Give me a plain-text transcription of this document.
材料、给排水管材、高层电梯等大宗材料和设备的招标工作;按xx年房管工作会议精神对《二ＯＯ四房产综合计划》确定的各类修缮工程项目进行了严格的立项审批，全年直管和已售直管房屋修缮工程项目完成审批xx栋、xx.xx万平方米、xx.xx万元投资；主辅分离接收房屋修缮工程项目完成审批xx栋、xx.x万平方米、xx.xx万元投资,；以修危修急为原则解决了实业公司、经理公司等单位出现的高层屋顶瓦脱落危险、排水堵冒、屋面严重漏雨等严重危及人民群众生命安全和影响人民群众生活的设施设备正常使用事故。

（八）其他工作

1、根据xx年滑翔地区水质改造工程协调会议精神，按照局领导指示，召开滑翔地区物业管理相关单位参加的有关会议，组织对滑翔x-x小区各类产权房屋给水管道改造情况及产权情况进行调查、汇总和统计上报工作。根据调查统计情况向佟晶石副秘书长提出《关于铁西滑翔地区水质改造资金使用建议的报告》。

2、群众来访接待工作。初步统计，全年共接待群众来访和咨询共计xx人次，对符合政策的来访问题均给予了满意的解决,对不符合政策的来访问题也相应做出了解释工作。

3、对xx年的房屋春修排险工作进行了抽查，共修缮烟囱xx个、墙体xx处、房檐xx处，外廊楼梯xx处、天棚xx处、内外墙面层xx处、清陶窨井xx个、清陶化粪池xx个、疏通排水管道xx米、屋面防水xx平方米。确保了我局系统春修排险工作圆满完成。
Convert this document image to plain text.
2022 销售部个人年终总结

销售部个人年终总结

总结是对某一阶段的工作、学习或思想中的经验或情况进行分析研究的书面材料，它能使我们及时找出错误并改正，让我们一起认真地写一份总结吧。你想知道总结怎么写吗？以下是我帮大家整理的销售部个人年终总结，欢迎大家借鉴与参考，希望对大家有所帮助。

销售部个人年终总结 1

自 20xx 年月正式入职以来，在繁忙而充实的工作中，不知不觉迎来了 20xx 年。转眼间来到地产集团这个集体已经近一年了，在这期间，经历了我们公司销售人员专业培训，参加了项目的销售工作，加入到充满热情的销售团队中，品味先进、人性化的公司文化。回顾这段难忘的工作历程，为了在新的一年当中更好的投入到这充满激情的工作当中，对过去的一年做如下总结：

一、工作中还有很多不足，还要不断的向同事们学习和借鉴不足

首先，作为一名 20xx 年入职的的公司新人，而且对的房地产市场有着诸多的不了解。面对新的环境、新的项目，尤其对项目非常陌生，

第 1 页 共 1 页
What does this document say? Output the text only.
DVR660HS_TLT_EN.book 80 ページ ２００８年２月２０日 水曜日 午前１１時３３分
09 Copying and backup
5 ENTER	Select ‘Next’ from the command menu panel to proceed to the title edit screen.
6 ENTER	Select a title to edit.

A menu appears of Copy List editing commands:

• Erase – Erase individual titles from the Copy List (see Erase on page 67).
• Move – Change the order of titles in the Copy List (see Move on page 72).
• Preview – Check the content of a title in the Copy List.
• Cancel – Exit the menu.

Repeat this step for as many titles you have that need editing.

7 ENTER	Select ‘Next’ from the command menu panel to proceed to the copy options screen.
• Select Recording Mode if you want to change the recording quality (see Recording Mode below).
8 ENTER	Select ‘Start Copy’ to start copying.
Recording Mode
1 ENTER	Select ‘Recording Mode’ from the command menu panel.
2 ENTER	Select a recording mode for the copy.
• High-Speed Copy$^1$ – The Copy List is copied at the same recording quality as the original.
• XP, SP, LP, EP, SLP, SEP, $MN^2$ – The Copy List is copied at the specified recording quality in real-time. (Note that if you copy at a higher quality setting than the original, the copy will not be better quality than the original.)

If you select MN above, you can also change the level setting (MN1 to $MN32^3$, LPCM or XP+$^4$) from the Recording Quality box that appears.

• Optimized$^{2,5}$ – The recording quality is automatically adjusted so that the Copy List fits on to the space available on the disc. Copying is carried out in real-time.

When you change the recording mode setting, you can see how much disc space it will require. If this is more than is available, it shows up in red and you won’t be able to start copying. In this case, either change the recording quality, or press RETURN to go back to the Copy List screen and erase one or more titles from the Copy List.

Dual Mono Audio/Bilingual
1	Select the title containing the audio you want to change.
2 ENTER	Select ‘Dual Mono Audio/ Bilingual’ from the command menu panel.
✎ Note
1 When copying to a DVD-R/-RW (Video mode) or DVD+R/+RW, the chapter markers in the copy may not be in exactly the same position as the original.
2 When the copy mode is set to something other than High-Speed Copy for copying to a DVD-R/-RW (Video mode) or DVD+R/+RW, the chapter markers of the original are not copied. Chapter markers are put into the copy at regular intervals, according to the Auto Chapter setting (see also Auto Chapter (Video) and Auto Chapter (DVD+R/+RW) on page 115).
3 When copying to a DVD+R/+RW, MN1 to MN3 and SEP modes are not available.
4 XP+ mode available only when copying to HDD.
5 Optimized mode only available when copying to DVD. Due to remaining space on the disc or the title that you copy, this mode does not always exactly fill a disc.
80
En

____

- _Task_:
Copy each line of the data exactly, leaving nothing out.

- _Result of the task_:
Give me a plain-text transcription of this document.
材料、给排水管材、高层电梯等大宗材料和设备的招标工作;按xx年房管工作会议精神对《二ＯＯ四房产综合计划》确定的各类修缮工程项目进行了严格的立项审批，全年直管和已售直管房屋修缮工程项目完成审批xx栋、xx.xx万平方米、xx.xx万元投资；主辅分离接收房屋修缮工程项目完成审批xx栋、xx.x万平方米、xx.xx万元投资,；以修危修急为原则解决了实业公司、经理公司等单位出现的高层屋顶瓦脱落危险、排水堵冒、屋面严重漏雨等严重危及人民群众生命安全和影响人民群众生活的设施设备正常使用事故。

（八）其他工作

1、根据xx年滑翔地区水质改造工程协调会议精神，按照局领导指示，召开滑翔地区物业管理相关单位参加的有关会议，组织对滑翔x-x小区各类产权房屋给水管道改造情况及产权情况进行调查、汇总和统计上报工作。根据调查统计情况向佟晶石副秘书长提出《关于铁西滑翔地区水质改造资金使用建议的报告》。

2、群众来访接待工作。初步统计，全年共接待群众来访和咨询共计xx人次，对符合政策的来访问题均给予了满意的解决,对不符合政策的来访问题也相应做出了解释工作。

3、对xx年的房屋春修排险工作进行了抽查，共修缮烟囱xx个、墙体xx处、房檐xx处，外廊楼梯xx处、天棚xx处、内外墙面层xx处、清陶窨井xx个、清陶化粪池xx个、疏通排水管道xx米、屋面防水xx平方米。确保了我局系统春修排险工作圆满完成。
Convert this document image to plain text.
2022 销售部个人年终总结

销售部个人年终总结

总结是对某一阶段的工作、学习或思想中的经验或情况进行分析研究的书面材料，它能使我们及时找出错误并改正，让我们一起认真地写一份总结吧。你想知道总结怎么写吗？以下是我帮大家整理的销售部个人年终总结，欢迎大家借鉴与参考，希望对大家有所帮助。

销售部个人年终总结 1

自 20xx 年月正式入职以来，在繁忙而充实的工作中，不知不觉迎来了 20xx 年。转眼间来到地产集团这个集体已经近一年了，在这期间，经历了我们公司销售人员专业培训，参加了项目的销售工作，加入到充满热情的销售团队中，品味先进、人性化的公司文化。回顾这段难忘的工作历程，为了在新的一年当中更好的投入到这充满激情的工作当中，对过去的一年做如下总结：

一、工作中还有很多不足，还要不断的向同事们学习和借鉴不足

首先，作为一名 20xx 年入职的的公司新人，而且对的房地产市场有着诸多的不了解。面对新的环境、新的项目，尤其对项目非常陌生，

第 1 页 共 1 页
What does this document say? Output the text only.
DVR660HS_TLT_EN.book 80 ページ ２００８年２月２０日 水曜日 午前１１時３３分
09 Copying and backup
5 ENTER	Select ‘Next’ from the command menu panel to proceed to the title edit screen.
6 ENTER	Select a title to edit.

A menu appears of Copy List editing commands:

• Erase – Erase individual titles from the Copy List (see Erase on page 67).
• Move – Change the order of titles in the Copy List (see Move on page 72).
• Preview – Check the content of a title in the Copy List.
• Cancel – Exit the menu.

Repeat this step for as many titles you have that need editing.

7 ENTER	Select ‘Next’ from the command menu panel to proceed to the copy options screen.
• Select Recording Mode if you want to change the recording quality (see Recording Mode below).
8 ENTER	Select ‘Start Copy’ to start copying.
Recording Mode
1 ENTER	Select ‘Recording Mode’ from the command menu panel.
2 ENTER	Select a recording mode for the copy.
• High-Speed Copy$^1$ – The Copy List is copied at the same recording quality as the original.
• XP, SP, LP, EP, SLP, SEP, $MN^2$ – The Copy List is copied at the specified recording quality in real-time. (Note that if you copy at a higher quality setting than the original, the copy will not be better quality than the original.)

If you select MN above, you can also change the level setting (MN1 to $MN32^3$, LPCM or XP+$^4$) from the Recording Quality box that appears.

• Optimized$^{2,5}$ – The recording quality is automatically adjusted so that the Copy List fits on to the space available on the disc. Copying is carried out in real-time.

When you change the recording mode setting, you can see how much disc space it will require. If this is more than is available, it shows up in red and you won’t be able to start copying. In this case, either change the recording quality, or press RETURN to go back to the Copy List screen and erase one or more titles from the Copy List.

Dual Mono Audio/Bilingual
1	Select the title containing the audio you want to change.
2 ENTER	Select ‘Dual Mono Audio/ Bilingual’ from the command menu panel.
✎ Note
1 When copying to a DVD-R/-RW (Video mode) or DVD+R/+RW, the chapter markers in the copy may not be in exactly the same position as the original.
2 When the copy mode is set to something other than High-Speed Copy for copying to a DVD-R/-RW (Video mode) or DVD+R/+RW, the chapter markers of the original are not copied. Chapter markers are put into the copy at regular intervals, according to the Auto Chapter setting (see also Auto Chapter (Video) and Auto Chapter (DVD+R/+RW) on page 115).
3 When copying to a DVD+R/+RW, MN1 to MN3 and SEP modes are not available.
4 XP+ mode available only when copying to HDD.
5 Optimized mode only available when copying to DVD. Due to remaining space on the disc or the title that you copy, this mode does not always exactly fill a disc.
80
En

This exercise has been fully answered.